[Source data]
>>
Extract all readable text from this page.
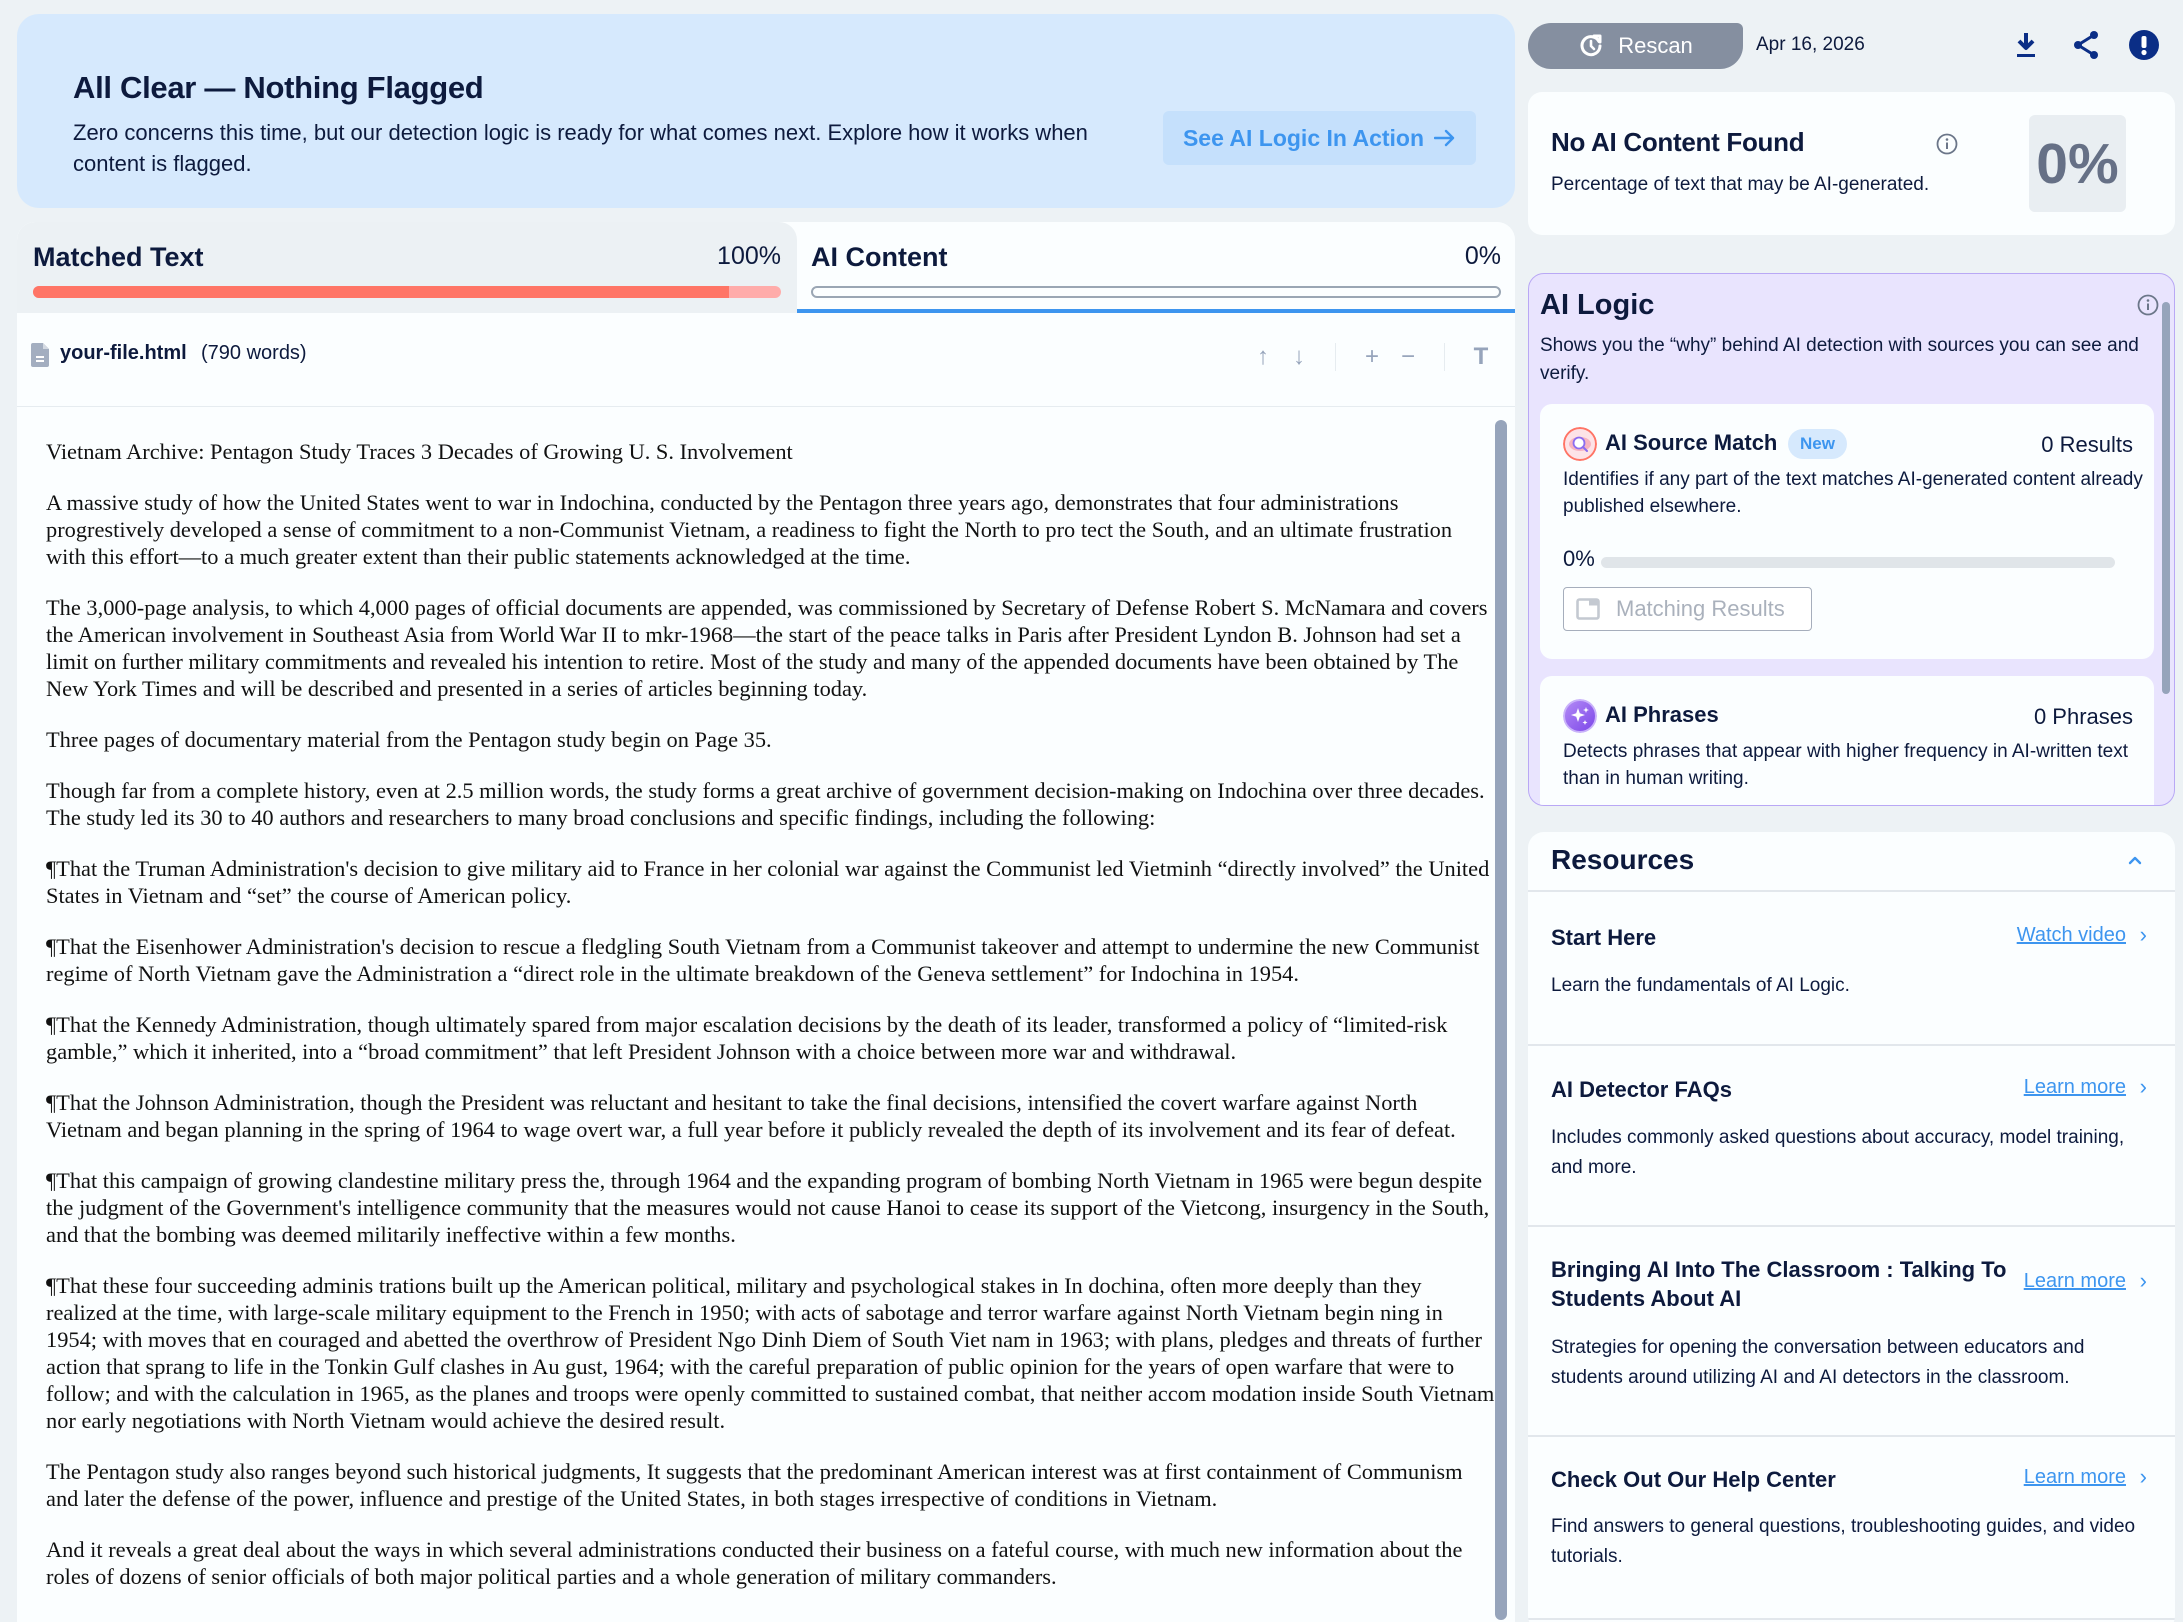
All Clear — Nothing Flagged
Zero concerns this time, but our detection logic is ready for what comes next. Explore how it works when content is flagged.
See AI Logic In Action
Matched Text	100% AI Content	0%
your-file.html (790 words)	↑	↓	+ −	T

Vietnam Archive: Pentagon Study Traces 3 Decades of Growing U. S. Involvement

A massive study of how the United States went to war in Indochina, conducted by the Pentagon three years ago, demonstrates that four administrations progrestively developed a sense of commitment to a non-Communist Vietnam, a readiness to fight the North to pro tect the South, and an ultimate frustration with this effort—to a much greater extent than their public statements acknowledged at the time.

The 3,000-page analysis, to which 4,000 pages of official documents are appended, was commissioned by Secretary of Defense Robert S. McNamara and covers the American involvement in Southeast Asia from World War II to mkr-1968—the start of the peace talks in Paris after President Lyndon B. Johnson had set a limit on further military commitments and revealed his intention to retire. Most of the study and many of the appended documents have been obtained by The New York Times and will be described and presented in a series of articles beginning today.

Three pages of documentary material from the Pentagon study begin on Page 35.

Though far from a complete history, even at 2.5 million words, the study forms a great archive of government decision-making on Indochina over three decades. The study led its 30 to 40 authors and researchers to many broad conclusions and specific findings, including the following:

¶That the Truman Administration's decision to give military aid to France in her colonial war against the Communist led Vietminh “directly involved” the United States in Vietnam and “set” the course of American policy.

¶That the Eisenhower Administration's decision to rescue a fledgling South Vietnam from a Communist takeover and attempt to undermine the new Communist regime of North Vietnam gave the Administration a “direct role in the ultimate breakdown of the Geneva settlement” for Indochina in 1954.

¶That the Kennedy Administration, though ultimately spared from major escalation decisions by the death of its leader, transformed a policy of “limited-risk gamble,” which it inherited, into a “broad commitment” that left President Johnson with a choice between more war and withdrawal.

¶That the Johnson Administration, though the President was reluctant and hesitant to take the final decisions, intensified the covert warfare against North Vietnam and began planning in the spring of 1964 to wage overt war, a full year before it publicly revealed the depth of its involvement and its fear of defeat.

¶That this campaign of growing clandestine military press the, through 1964 and the expanding program of bombing North Vietnam in 1965 were begun despite the judgment of the Government's intelligence community that the measures would not cause Hanoi to cease its support of the Vietcong, insurgency in the South, and that the bombing was deemed militarily ineffective within a few months.

¶That these four succeeding adminis trations built up the American political, military and psychological stakes in In dochina, often more deeply than they realized at the time, with large-scale military equipment to the French in 1950; with acts of sabotage and terror warfare against North Vietnam begin ning in 1954; with moves that en couraged and abetted the overthrow of President Ngo Dinh Diem of South Viet nam in 1963; with plans, pledges and threats of further action that sprang to life in the Tonkin Gulf clashes in Au gust, 1964; with the careful preparation of public opinion for the years of open warfare that were to follow; and with the calculation in 1965, as the planes and troops were openly committed to sustained combat, that neither accom modation inside South Vietnam nor early negotiations with North Vietnam would achieve the desired result.

The Pentagon study also ranges beyond such historical judgments, It suggests that the predominant American interest was at first containment of Communism and later the defense of the power, influence and prestige of the United States, in both stages irrespective of conditions in Vietnam.

And it reveals a great deal about the ways in which several administrations conducted their business on a fateful course, with much new information about the roles of dozens of senior officials of both major political parties and a whole generation of military commanders.

Rescan	Apr 16, 2026
No AI Content Found
Percentage of text that may be AI-generated. 0%
AI Logic
Shows you the “why” behind AI detection with sources you can see and verify.
AI Source Match	New	0 Results
Identifies if any part of the text matches AI-generated content already published elsewhere.
0%
Matching Results
AI Phrases	0 Phrases
Detects phrases that appear with higher frequency in AI-written text than in human writing.
Resources
Start Here	Watch video ›
Learn the fundamentals of AI Logic.
AI Detector FAQs	Learn more ›
Includes commonly asked questions about accuracy, model training, and more.
Bringing AI Into The Classroom : Talking To Students About AI
Learn more ›
Strategies for opening the conversation between educators and students around utilizing AI and AI detectors in the classroom.
Check Out Our Help Center	Learn more ›
Find answers to general questions, troubleshooting guides, and video tutorials.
<<
### Task to complete
Write out the listing above exactly as it stands, pictures excluded.

### Solution to this problem
Extract all readable text from this page.
All Clear — Nothing Flagged
Zero concerns this time, but our detection logic is ready for what comes next. Explore how it works when content is flagged.
See AI Logic In Action
Matched Text	100% AI Content	0%
your-file.html (790 words)	↑	↓	+ −	T

Vietnam Archive: Pentagon Study Traces 3 Decades of Growing U. S. Involvement

A massive study of how the United States went to war in Indochina, conducted by the Pentagon three years ago, demonstrates that four administrations progrestively developed a sense of commitment to a non-Communist Vietnam, a readiness to fight the North to pro tect the South, and an ultimate frustration with this effort—to a much greater extent than their public statements acknowledged at the time.

The 3,000-page analysis, to which 4,000 pages of official documents are appended, was commissioned by Secretary of Defense Robert S. McNamara and covers the American involvement in Southeast Asia from World War II to mkr-1968—the start of the peace talks in Paris after President Lyndon B. Johnson had set a limit on further military commitments and revealed his intention to retire. Most of the study and many of the appended documents have been obtained by The New York Times and will be described and presented in a series of articles beginning today.

Three pages of documentary material from the Pentagon study begin on Page 35.

Though far from a complete history, even at 2.5 million words, the study forms a great archive of government decision-making on Indochina over three decades. The study led its 30 to 40 authors and researchers to many broad conclusions and specific findings, including the following:

¶That the Truman Administration's decision to give military aid to France in her colonial war against the Communist led Vietminh “directly involved” the United States in Vietnam and “set” the course of American policy.

¶That the Eisenhower Administration's decision to rescue a fledgling South Vietnam from a Communist takeover and attempt to undermine the new Communist regime of North Vietnam gave the Administration a “direct role in the ultimate breakdown of the Geneva settlement” for Indochina in 1954.

¶That the Kennedy Administration, though ultimately spared from major escalation decisions by the death of its leader, transformed a policy of “limited-risk gamble,” which it inherited, into a “broad commitment” that left President Johnson with a choice between more war and withdrawal.

¶That the Johnson Administration, though the President was reluctant and hesitant to take the final decisions, intensified the covert warfare against North Vietnam and began planning in the spring of 1964 to wage overt war, a full year before it publicly revealed the depth of its involvement and its fear of defeat.

¶That this campaign of growing clandestine military press the, through 1964 and the expanding program of bombing North Vietnam in 1965 were begun despite the judgment of the Government's intelligence community that the measures would not cause Hanoi to cease its support of the Vietcong, insurgency in the South, and that the bombing was deemed militarily ineffective within a few months.

¶That these four succeeding adminis trations built up the American political, military and psychological stakes in In dochina, often more deeply than they realized at the time, with large-scale military equipment to the French in 1950; with acts of sabotage and terror warfare against North Vietnam begin ning in 1954; with moves that en couraged and abetted the overthrow of President Ngo Dinh Diem of South Viet nam in 1963; with plans, pledges and threats of further action that sprang to life in the Tonkin Gulf clashes in Au gust, 1964; with the careful preparation of public opinion for the years of open warfare that were to follow; and with the calculation in 1965, as the planes and troops were openly committed to sustained combat, that neither accom modation inside South Vietnam nor early negotiations with North Vietnam would achieve the desired result.

The Pentagon study also ranges beyond such historical judgments, It suggests that the predominant American interest was at first containment of Communism and later the defense of the power, influence and prestige of the United States, in both stages irrespective of conditions in Vietnam.

And it reveals a great deal about the ways in which several administrations conducted their business on a fateful course, with much new information about the roles of dozens of senior officials of both major political parties and a whole generation of military commanders.

Rescan	Apr 16, 2026
No AI Content Found
Percentage of text that may be AI-generated. 0%
AI Logic
Shows you the “why” behind AI detection with sources you can see and verify.
AI Source Match	New	0 Results
Identifies if any part of the text matches AI-generated content already published elsewhere.
0%
Matching Results
AI Phrases	0 Phrases
Detects phrases that appear with higher frequency in AI-written text than in human writing.
Resources
Start Here	Watch video ›
Learn the fundamentals of AI Logic.
AI Detector FAQs	Learn more ›
Includes commonly asked questions about accuracy, model training, and more.
Bringing AI Into The Classroom : Talking To Students About AI
Learn more ›
Strategies for opening the conversation between educators and students around utilizing AI and AI detectors in the classroom.
Check Out Our Help Center	Learn more ›
Find answers to general questions, troubleshooting guides, and video tutorials.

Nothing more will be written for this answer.